Give again, unaltered, the line with "What text is on this page?" and all lines that follow it in the listing below, minus any pictures.

● **GIVEN DATA**
______________________________

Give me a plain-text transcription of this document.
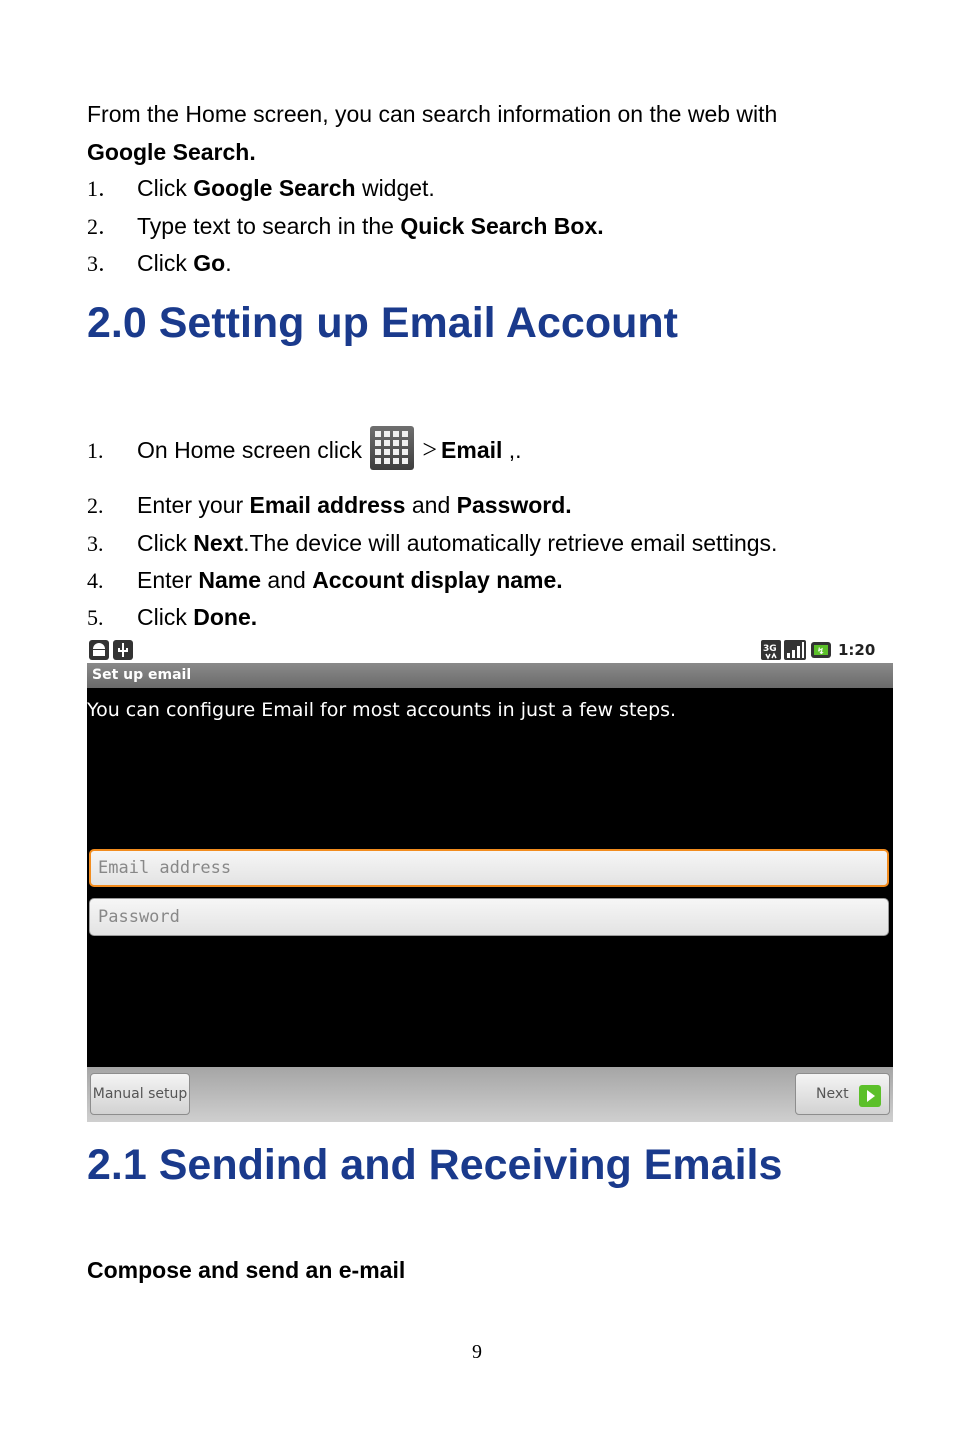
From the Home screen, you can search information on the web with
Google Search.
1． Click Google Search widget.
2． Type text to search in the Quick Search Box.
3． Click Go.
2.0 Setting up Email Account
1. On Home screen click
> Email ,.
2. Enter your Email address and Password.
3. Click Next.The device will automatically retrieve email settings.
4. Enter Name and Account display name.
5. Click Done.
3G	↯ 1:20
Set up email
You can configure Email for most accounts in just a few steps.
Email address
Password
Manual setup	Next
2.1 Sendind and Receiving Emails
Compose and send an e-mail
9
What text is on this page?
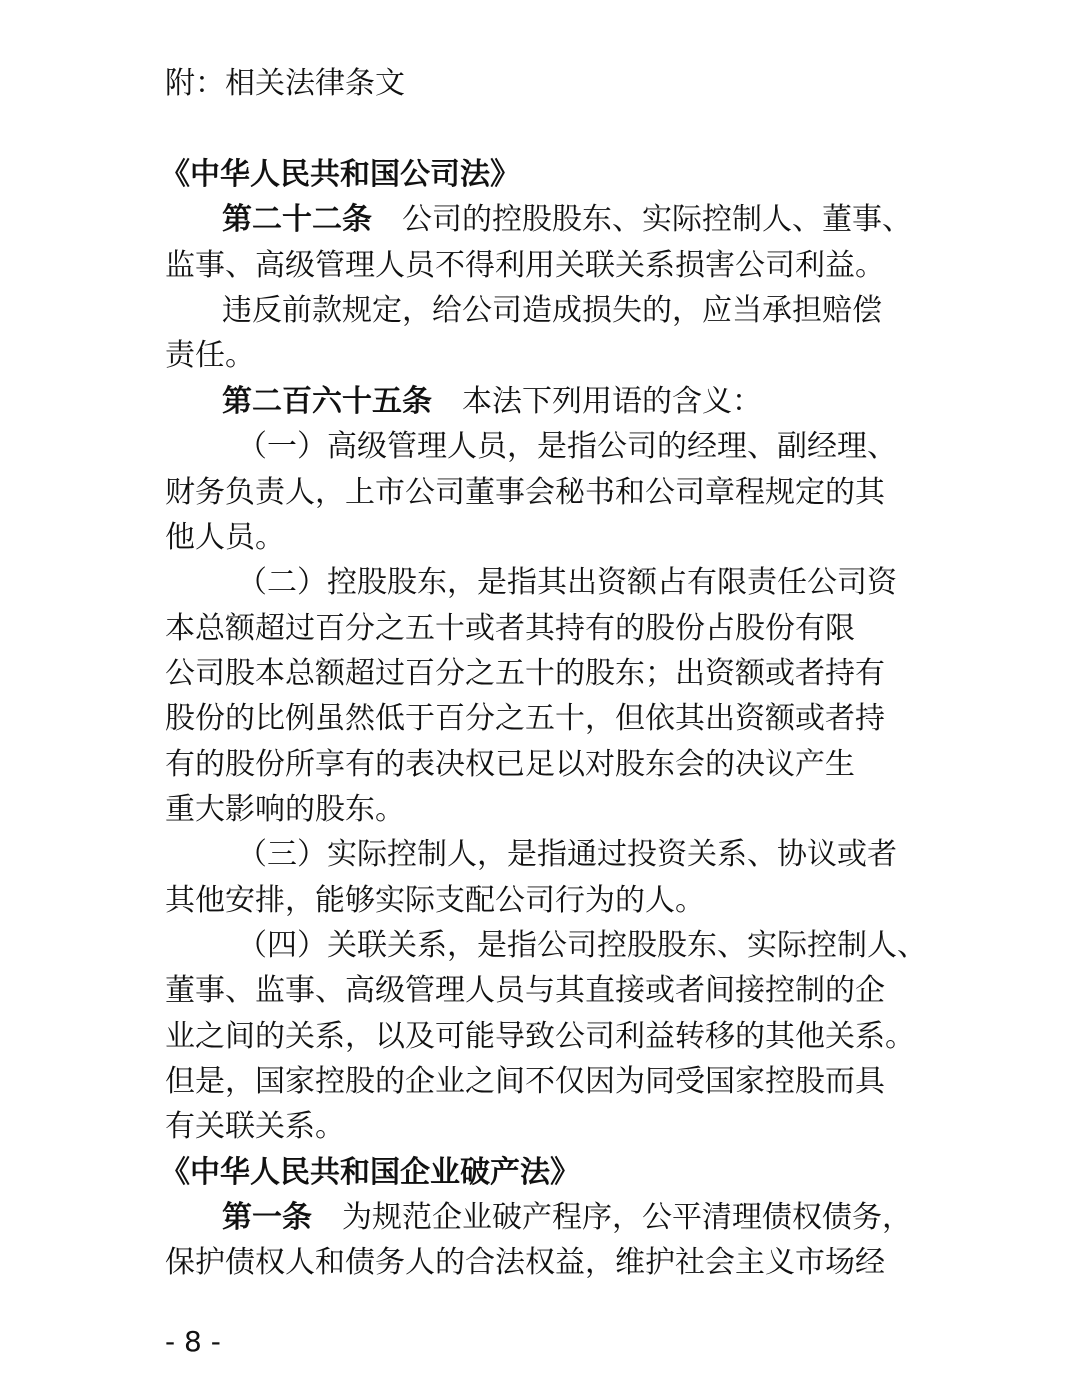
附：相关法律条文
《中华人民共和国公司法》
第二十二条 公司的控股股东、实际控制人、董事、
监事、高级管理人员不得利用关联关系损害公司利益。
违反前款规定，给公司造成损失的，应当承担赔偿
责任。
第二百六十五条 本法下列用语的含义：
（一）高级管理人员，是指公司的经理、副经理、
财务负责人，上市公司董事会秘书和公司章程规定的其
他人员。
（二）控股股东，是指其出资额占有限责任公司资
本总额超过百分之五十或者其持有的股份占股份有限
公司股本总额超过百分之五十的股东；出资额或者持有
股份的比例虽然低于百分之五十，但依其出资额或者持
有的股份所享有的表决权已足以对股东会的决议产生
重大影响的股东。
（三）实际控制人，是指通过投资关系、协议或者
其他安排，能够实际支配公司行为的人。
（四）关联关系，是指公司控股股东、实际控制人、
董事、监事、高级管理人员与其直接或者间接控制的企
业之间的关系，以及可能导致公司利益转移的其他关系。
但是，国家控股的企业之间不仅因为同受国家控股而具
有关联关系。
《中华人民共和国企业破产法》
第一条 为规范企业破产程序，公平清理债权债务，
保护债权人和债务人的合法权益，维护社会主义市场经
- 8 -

______________________________

● **COMPLETE ANSWER**
What text is on this page?
附：相关法律条文
《中华人民共和国公司法》
第二十二条 公司的控股股东、实际控制人、董事、
监事、高级管理人员不得利用关联关系损害公司利益。
违反前款规定，给公司造成损失的，应当承担赔偿
责任。
第二百六十五条 本法下列用语的含义：
（一）高级管理人员，是指公司的经理、副经理、
财务负责人，上市公司董事会秘书和公司章程规定的其
他人员。
（二）控股股东，是指其出资额占有限责任公司资
本总额超过百分之五十或者其持有的股份占股份有限
公司股本总额超过百分之五十的股东；出资额或者持有
股份的比例虽然低于百分之五十，但依其出资额或者持
有的股份所享有的表决权已足以对股东会的决议产生
重大影响的股东。
（三）实际控制人，是指通过投资关系、协议或者
其他安排，能够实际支配公司行为的人。
（四）关联关系，是指公司控股股东、实际控制人、
董事、监事、高级管理人员与其直接或者间接控制的企
业之间的关系，以及可能导致公司利益转移的其他关系。
但是，国家控股的企业之间不仅因为同受国家控股而具
有关联关系。
《中华人民共和国企业破产法》
第一条 为规范企业破产程序，公平清理债权债务，
保护债权人和债务人的合法权益，维护社会主义市场经
- 8 -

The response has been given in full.